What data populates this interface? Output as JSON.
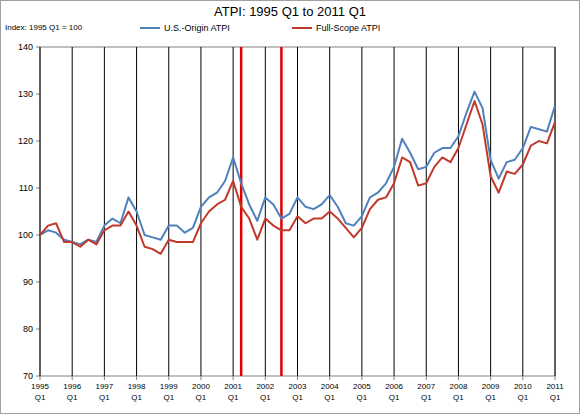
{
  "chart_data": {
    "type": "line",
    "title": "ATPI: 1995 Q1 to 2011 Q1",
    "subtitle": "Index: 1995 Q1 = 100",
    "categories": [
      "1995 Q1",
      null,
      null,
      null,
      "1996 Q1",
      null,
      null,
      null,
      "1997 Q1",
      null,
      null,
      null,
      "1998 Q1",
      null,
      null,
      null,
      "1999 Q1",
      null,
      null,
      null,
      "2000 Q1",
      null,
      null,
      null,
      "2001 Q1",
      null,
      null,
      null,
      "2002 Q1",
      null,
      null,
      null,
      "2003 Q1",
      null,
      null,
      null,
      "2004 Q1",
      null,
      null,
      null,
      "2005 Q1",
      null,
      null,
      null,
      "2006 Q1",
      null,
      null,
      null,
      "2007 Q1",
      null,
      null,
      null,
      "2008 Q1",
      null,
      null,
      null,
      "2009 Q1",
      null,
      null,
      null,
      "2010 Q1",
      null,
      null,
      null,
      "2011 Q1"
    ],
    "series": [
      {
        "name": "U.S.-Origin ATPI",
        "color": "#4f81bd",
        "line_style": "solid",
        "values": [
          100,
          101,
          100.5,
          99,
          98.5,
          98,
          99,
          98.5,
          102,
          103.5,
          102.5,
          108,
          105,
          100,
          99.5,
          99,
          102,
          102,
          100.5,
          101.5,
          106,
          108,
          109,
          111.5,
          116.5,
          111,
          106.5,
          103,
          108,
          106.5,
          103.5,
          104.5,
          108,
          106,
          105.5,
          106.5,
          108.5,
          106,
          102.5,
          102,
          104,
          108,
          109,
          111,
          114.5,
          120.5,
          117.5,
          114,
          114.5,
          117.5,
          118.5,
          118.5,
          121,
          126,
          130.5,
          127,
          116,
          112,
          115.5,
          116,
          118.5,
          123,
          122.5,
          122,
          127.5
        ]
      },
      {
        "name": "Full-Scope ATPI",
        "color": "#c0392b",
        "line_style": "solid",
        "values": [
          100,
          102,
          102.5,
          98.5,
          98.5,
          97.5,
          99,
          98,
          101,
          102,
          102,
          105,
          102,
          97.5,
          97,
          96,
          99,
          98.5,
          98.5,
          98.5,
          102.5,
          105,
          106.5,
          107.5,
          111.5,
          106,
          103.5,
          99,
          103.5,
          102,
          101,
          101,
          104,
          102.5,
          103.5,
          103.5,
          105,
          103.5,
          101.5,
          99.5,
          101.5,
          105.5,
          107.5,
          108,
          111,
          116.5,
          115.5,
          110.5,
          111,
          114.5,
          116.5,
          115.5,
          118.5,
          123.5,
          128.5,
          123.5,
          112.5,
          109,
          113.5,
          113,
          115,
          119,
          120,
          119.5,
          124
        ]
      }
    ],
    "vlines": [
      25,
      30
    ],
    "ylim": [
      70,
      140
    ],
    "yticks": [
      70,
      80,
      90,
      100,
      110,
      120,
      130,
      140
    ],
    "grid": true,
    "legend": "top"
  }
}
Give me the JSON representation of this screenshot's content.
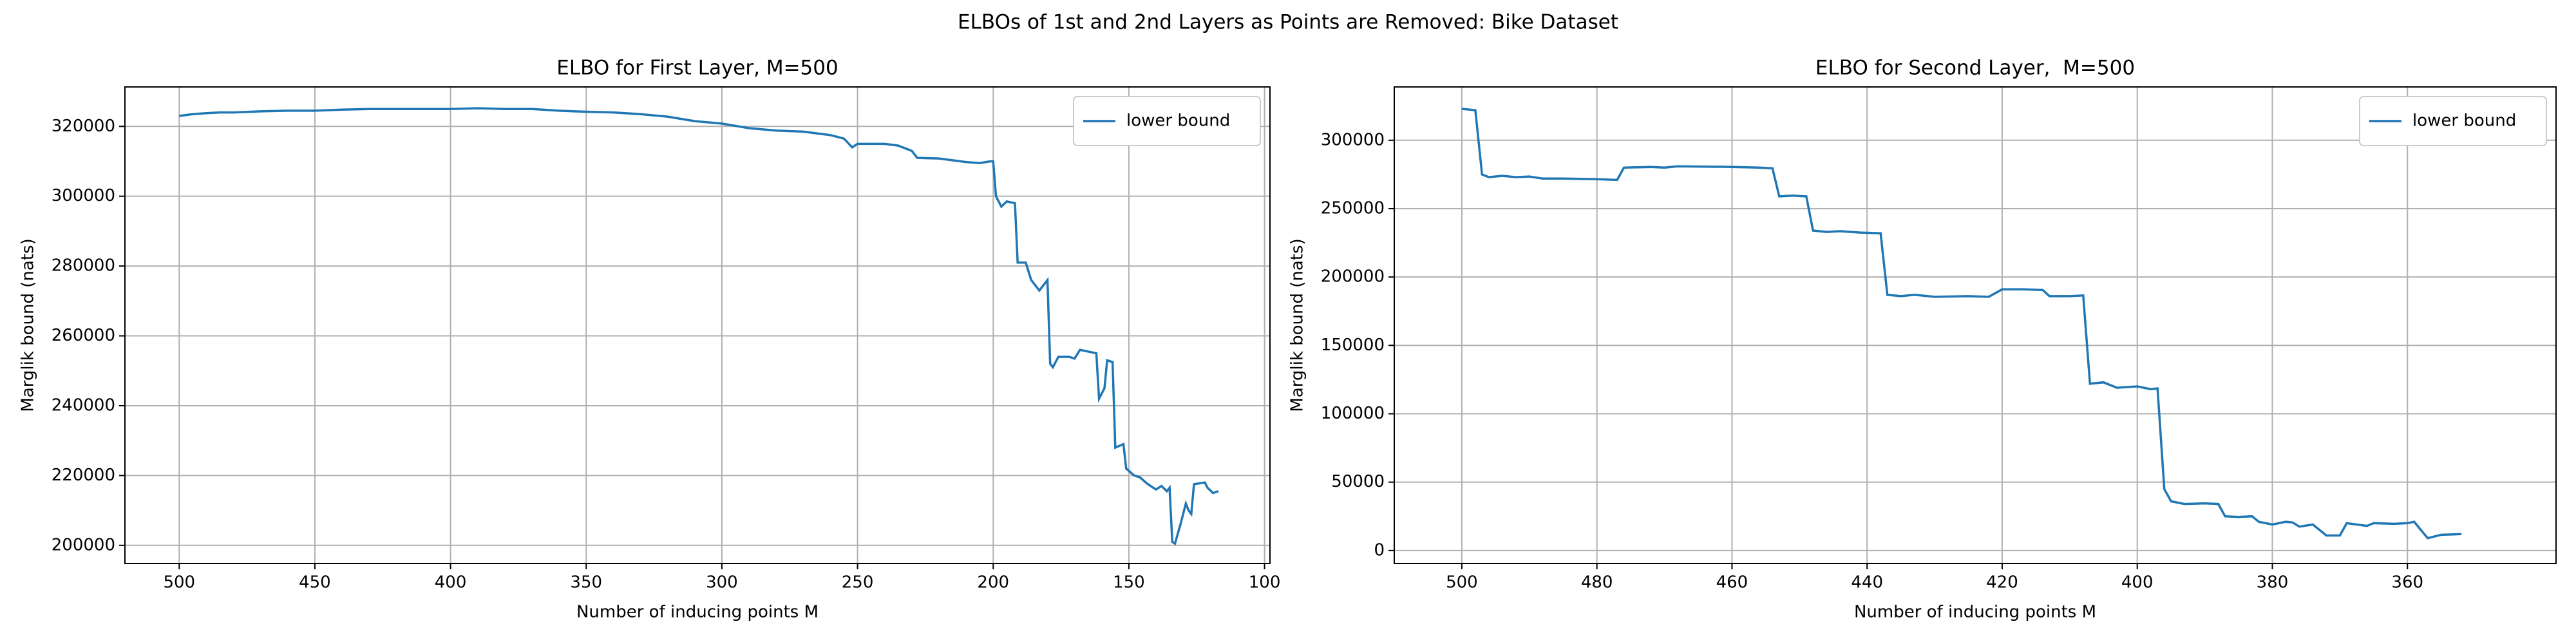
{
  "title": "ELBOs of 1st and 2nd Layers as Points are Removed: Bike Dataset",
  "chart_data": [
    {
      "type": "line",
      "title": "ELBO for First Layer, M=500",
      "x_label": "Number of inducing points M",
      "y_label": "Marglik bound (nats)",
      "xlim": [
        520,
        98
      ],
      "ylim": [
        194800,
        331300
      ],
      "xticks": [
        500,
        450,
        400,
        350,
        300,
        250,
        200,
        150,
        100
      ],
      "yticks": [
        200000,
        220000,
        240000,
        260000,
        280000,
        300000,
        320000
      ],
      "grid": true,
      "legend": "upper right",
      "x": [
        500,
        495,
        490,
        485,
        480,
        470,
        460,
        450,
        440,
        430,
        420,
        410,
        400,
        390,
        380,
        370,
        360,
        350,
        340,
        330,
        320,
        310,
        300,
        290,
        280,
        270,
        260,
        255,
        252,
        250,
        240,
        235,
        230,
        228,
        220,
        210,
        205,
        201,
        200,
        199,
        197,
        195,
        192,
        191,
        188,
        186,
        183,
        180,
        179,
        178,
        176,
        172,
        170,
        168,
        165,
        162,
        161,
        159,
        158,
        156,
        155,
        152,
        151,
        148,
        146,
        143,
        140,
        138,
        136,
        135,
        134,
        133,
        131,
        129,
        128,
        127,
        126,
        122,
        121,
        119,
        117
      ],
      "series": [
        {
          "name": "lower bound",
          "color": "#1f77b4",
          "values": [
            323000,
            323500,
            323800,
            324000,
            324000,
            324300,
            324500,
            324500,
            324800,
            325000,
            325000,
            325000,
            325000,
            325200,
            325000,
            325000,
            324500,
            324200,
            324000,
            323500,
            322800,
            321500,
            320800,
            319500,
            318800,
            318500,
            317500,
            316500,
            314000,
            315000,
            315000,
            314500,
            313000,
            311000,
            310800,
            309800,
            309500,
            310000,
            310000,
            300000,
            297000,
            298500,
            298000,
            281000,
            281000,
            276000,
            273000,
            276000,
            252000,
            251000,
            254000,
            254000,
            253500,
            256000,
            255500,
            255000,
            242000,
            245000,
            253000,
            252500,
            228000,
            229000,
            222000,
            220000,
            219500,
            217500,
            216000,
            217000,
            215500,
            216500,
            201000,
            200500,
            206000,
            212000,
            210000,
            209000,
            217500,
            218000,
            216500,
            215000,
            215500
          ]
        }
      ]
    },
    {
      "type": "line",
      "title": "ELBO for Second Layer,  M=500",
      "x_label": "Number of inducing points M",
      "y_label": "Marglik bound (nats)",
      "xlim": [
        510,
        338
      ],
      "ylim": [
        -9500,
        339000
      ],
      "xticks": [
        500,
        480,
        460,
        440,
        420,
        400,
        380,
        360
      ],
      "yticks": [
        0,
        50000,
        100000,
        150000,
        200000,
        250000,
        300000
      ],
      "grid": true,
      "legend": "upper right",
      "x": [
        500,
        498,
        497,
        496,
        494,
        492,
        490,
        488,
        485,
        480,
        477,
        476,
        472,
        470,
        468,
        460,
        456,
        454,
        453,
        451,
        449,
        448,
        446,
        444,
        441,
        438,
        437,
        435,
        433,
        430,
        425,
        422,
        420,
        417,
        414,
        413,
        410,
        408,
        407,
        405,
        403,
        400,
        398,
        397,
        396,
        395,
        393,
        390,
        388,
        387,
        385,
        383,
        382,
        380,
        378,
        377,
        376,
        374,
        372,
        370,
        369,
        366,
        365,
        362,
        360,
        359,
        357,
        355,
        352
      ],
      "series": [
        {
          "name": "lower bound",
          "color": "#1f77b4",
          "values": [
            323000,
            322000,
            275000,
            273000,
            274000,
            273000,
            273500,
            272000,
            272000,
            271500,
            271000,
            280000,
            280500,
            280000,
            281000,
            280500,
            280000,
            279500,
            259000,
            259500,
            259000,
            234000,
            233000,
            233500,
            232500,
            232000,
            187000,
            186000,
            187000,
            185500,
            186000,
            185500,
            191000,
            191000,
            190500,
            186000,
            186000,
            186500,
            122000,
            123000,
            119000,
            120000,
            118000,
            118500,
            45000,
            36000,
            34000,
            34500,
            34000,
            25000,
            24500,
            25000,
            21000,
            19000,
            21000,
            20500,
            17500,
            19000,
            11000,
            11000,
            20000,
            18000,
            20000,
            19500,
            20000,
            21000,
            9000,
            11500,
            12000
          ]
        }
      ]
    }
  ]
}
..........
§ **The exercise**: None of the pictures should appear; repeat the records exactly otherwise.

§ **Final result**:
What data populates this interface? Output as JSON.
{
  "chart_data": {
    "type": "line",
    "title": "ATPI: 1995 Q1 to 2011 Q1",
    "subtitle": "Index: 1995 Q1 = 100",
    "categories": [
      "1995 Q1",
      null,
      null,
      null,
      "1996 Q1",
      null,
      null,
      null,
      "1997 Q1",
      null,
      null,
      null,
      "1998 Q1",
      null,
      null,
      null,
      "1999 Q1",
      null,
      null,
      null,
      "2000 Q1",
      null,
      null,
      null,
      "2001 Q1",
      null,
      null,
      null,
      "2002 Q1",
      null,
      null,
      null,
      "2003 Q1",
      null,
      null,
      null,
      "2004 Q1",
      null,
      null,
      null,
      "2005 Q1",
      null,
      null,
      null,
      "2006 Q1",
      null,
      null,
      null,
      "2007 Q1",
      null,
      null,
      null,
      "2008 Q1",
      null,
      null,
      null,
      "2009 Q1",
      null,
      null,
      null,
      "2010 Q1",
      null,
      null,
      null,
      "2011 Q1"
    ],
    "series": [
      {
        "name": "U.S.-Origin ATPI",
        "color": "#4f81bd",
        "line_style": "solid",
        "values": [
          100,
          101,
          100.5,
          99,
          98.5,
          98,
          99,
          98.5,
          102,
          103.5,
          102.5,
          108,
          105,
          100,
          99.5,
          99,
          102,
          102,
          100.5,
          101.5,
          106,
          108,
          109,
          111.5,
          116.5,
          111,
          106.5,
          103,
          108,
          106.5,
          103.5,
          104.5,
          108,
          106,
          105.5,
          106.5,
          108.5,
          106,
          102.5,
          102,
          104,
          108,
          109,
          111,
          114.5,
          120.5,
          117.5,
          114,
          114.5,
          117.5,
          118.5,
          118.5,
          121,
          126,
          130.5,
          127,
          116,
          112,
          115.5,
          116,
          118.5,
          123,
          122.5,
          122,
          127.5
        ]
      },
      {
        "name": "Full-Scope ATPI",
        "color": "#c0392b",
        "line_style": "solid",
        "values": [
          100,
          102,
          102.5,
          98.5,
          98.5,
          97.5,
          99,
          98,
          101,
          102,
          102,
          105,
          102,
          97.5,
          97,
          96,
          99,
          98.5,
          98.5,
          98.5,
          102.5,
          105,
          106.5,
          107.5,
          111.5,
          106,
          103.5,
          99,
          103.5,
          102,
          101,
          101,
          104,
          102.5,
          103.5,
          103.5,
          105,
          103.5,
          101.5,
          99.5,
          101.5,
          105.5,
          107.5,
          108,
          111,
          116.5,
          115.5,
          110.5,
          111,
          114.5,
          116.5,
          115.5,
          118.5,
          123.5,
          128.5,
          123.5,
          112.5,
          109,
          113.5,
          113,
          115,
          119,
          120,
          119.5,
          124
        ]
      }
    ],
    "vlines": [
      25,
      30
    ],
    "ylim": [
      70,
      140
    ],
    "yticks": [
      70,
      80,
      90,
      100,
      110,
      120,
      130,
      140
    ],
    "grid": true,
    "legend": "top"
  }
}
Give me the JSON representation of this screenshot's content.
{
  "title": "ELBOs of 1st and 2nd Layers as Points are Removed: Bike Dataset",
  "chart_data": [
    {
      "type": "line",
      "title": "ELBO for First Layer, M=500",
      "x_label": "Number of inducing points M",
      "y_label": "Marglik bound (nats)",
      "xlim": [
        520,
        98
      ],
      "ylim": [
        194800,
        331300
      ],
      "xticks": [
        500,
        450,
        400,
        350,
        300,
        250,
        200,
        150,
        100
      ],
      "yticks": [
        200000,
        220000,
        240000,
        260000,
        280000,
        300000,
        320000
      ],
      "grid": true,
      "legend": "upper right",
      "x": [
        500,
        495,
        490,
        485,
        480,
        470,
        460,
        450,
        440,
        430,
        420,
        410,
        400,
        390,
        380,
        370,
        360,
        350,
        340,
        330,
        320,
        310,
        300,
        290,
        280,
        270,
        260,
        255,
        252,
        250,
        240,
        235,
        230,
        228,
        220,
        210,
        205,
        201,
        200,
        199,
        197,
        195,
        192,
        191,
        188,
        186,
        183,
        180,
        179,
        178,
        176,
        172,
        170,
        168,
        165,
        162,
        161,
        159,
        158,
        156,
        155,
        152,
        151,
        148,
        146,
        143,
        140,
        138,
        136,
        135,
        134,
        133,
        131,
        129,
        128,
        127,
        126,
        122,
        121,
        119,
        117
      ],
      "series": [
        {
          "name": "lower bound",
          "color": "#1f77b4",
          "values": [
            323000,
            323500,
            323800,
            324000,
            324000,
            324300,
            324500,
            324500,
            324800,
            325000,
            325000,
            325000,
            325000,
            325200,
            325000,
            325000,
            324500,
            324200,
            324000,
            323500,
            322800,
            321500,
            320800,
            319500,
            318800,
            318500,
            317500,
            316500,
            314000,
            315000,
            315000,
            314500,
            313000,
            311000,
            310800,
            309800,
            309500,
            310000,
            310000,
            300000,
            297000,
            298500,
            298000,
            281000,
            281000,
            276000,
            273000,
            276000,
            252000,
            251000,
            254000,
            254000,
            253500,
            256000,
            255500,
            255000,
            242000,
            245000,
            253000,
            252500,
            228000,
            229000,
            222000,
            220000,
            219500,
            217500,
            216000,
            217000,
            215500,
            216500,
            201000,
            200500,
            206000,
            212000,
            210000,
            209000,
            217500,
            218000,
            216500,
            215000,
            215500
          ]
        }
      ]
    },
    {
      "type": "line",
      "title": "ELBO for Second Layer,  M=500",
      "x_label": "Number of inducing points M",
      "y_label": "Marglik bound (nats)",
      "xlim": [
        510,
        338
      ],
      "ylim": [
        -9500,
        339000
      ],
      "xticks": [
        500,
        480,
        460,
        440,
        420,
        400,
        380,
        360
      ],
      "yticks": [
        0,
        50000,
        100000,
        150000,
        200000,
        250000,
        300000
      ],
      "grid": true,
      "legend": "upper right",
      "x": [
        500,
        498,
        497,
        496,
        494,
        492,
        490,
        488,
        485,
        480,
        477,
        476,
        472,
        470,
        468,
        460,
        456,
        454,
        453,
        451,
        449,
        448,
        446,
        444,
        441,
        438,
        437,
        435,
        433,
        430,
        425,
        422,
        420,
        417,
        414,
        413,
        410,
        408,
        407,
        405,
        403,
        400,
        398,
        397,
        396,
        395,
        393,
        390,
        388,
        387,
        385,
        383,
        382,
        380,
        378,
        377,
        376,
        374,
        372,
        370,
        369,
        366,
        365,
        362,
        360,
        359,
        357,
        355,
        352
      ],
      "series": [
        {
          "name": "lower bound",
          "color": "#1f77b4",
          "values": [
            323000,
            322000,
            275000,
            273000,
            274000,
            273000,
            273500,
            272000,
            272000,
            271500,
            271000,
            280000,
            280500,
            280000,
            281000,
            280500,
            280000,
            279500,
            259000,
            259500,
            259000,
            234000,
            233000,
            233500,
            232500,
            232000,
            187000,
            186000,
            187000,
            185500,
            186000,
            185500,
            191000,
            191000,
            190500,
            186000,
            186000,
            186500,
            122000,
            123000,
            119000,
            120000,
            118000,
            118500,
            45000,
            36000,
            34000,
            34500,
            34000,
            25000,
            24500,
            25000,
            21000,
            19000,
            21000,
            20500,
            17500,
            19000,
            11000,
            11000,
            20000,
            18000,
            20000,
            19500,
            20000,
            21000,
            9000,
            11500,
            12000
          ]
        }
      ]
    }
  ]
}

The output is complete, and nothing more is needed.